[Work to complete]:
Your job is to restate each entry word for word.

** start Supplied records **

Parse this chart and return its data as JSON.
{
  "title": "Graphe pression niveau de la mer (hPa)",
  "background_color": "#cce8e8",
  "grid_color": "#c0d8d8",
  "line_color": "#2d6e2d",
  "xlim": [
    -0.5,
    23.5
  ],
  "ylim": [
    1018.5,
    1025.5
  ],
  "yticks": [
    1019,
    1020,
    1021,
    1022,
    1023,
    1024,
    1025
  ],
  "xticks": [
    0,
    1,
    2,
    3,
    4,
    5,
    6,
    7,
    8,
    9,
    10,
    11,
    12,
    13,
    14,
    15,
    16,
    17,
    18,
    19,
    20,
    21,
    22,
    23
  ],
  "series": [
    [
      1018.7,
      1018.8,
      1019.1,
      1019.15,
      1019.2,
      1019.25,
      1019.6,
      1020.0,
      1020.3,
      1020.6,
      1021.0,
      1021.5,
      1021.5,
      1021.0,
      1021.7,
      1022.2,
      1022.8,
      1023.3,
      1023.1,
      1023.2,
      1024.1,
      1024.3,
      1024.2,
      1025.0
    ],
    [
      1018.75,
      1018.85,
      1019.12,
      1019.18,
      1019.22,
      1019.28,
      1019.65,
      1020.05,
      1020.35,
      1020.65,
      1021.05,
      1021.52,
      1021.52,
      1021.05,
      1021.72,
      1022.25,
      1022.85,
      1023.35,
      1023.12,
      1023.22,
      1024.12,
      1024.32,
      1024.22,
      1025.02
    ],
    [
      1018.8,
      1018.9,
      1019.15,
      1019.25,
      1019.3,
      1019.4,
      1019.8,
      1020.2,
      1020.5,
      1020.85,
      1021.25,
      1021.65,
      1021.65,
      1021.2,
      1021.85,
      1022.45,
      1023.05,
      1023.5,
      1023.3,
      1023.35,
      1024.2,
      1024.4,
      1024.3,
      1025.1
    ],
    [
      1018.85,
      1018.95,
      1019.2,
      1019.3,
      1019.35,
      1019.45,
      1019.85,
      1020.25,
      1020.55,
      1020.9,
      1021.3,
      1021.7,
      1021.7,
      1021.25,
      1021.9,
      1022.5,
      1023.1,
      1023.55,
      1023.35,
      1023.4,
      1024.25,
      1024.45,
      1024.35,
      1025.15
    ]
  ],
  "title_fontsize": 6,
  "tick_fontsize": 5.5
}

** end Supplied records **

[Task solution]:
Parse this chart and return its data as JSON.
{
  "title": "Graphe pression niveau de la mer (hPa)",
  "background_color": "#cce8e8",
  "grid_color": "#c0d8d8",
  "line_color": "#2d6e2d",
  "xlim": [
    -0.5,
    23.5
  ],
  "ylim": [
    1018.5,
    1025.5
  ],
  "yticks": [
    1019,
    1020,
    1021,
    1022,
    1023,
    1024,
    1025
  ],
  "xticks": [
    0,
    1,
    2,
    3,
    4,
    5,
    6,
    7,
    8,
    9,
    10,
    11,
    12,
    13,
    14,
    15,
    16,
    17,
    18,
    19,
    20,
    21,
    22,
    23
  ],
  "series": [
    [
      1018.7,
      1018.8,
      1019.1,
      1019.15,
      1019.2,
      1019.25,
      1019.6,
      1020.0,
      1020.3,
      1020.6,
      1021.0,
      1021.5,
      1021.5,
      1021.0,
      1021.7,
      1022.2,
      1022.8,
      1023.3,
      1023.1,
      1023.2,
      1024.1,
      1024.3,
      1024.2,
      1025.0
    ],
    [
      1018.75,
      1018.85,
      1019.12,
      1019.18,
      1019.22,
      1019.28,
      1019.65,
      1020.05,
      1020.35,
      1020.65,
      1021.05,
      1021.52,
      1021.52,
      1021.05,
      1021.72,
      1022.25,
      1022.85,
      1023.35,
      1023.12,
      1023.22,
      1024.12,
      1024.32,
      1024.22,
      1025.02
    ],
    [
      1018.8,
      1018.9,
      1019.15,
      1019.25,
      1019.3,
      1019.4,
      1019.8,
      1020.2,
      1020.5,
      1020.85,
      1021.25,
      1021.65,
      1021.65,
      1021.2,
      1021.85,
      1022.45,
      1023.05,
      1023.5,
      1023.3,
      1023.35,
      1024.2,
      1024.4,
      1024.3,
      1025.1
    ],
    [
      1018.85,
      1018.95,
      1019.2,
      1019.3,
      1019.35,
      1019.45,
      1019.85,
      1020.25,
      1020.55,
      1020.9,
      1021.3,
      1021.7,
      1021.7,
      1021.25,
      1021.9,
      1022.5,
      1023.1,
      1023.55,
      1023.35,
      1023.4,
      1024.25,
      1024.45,
      1024.35,
      1025.15
    ]
  ],
  "title_fontsize": 6,
  "tick_fontsize": 5.5
}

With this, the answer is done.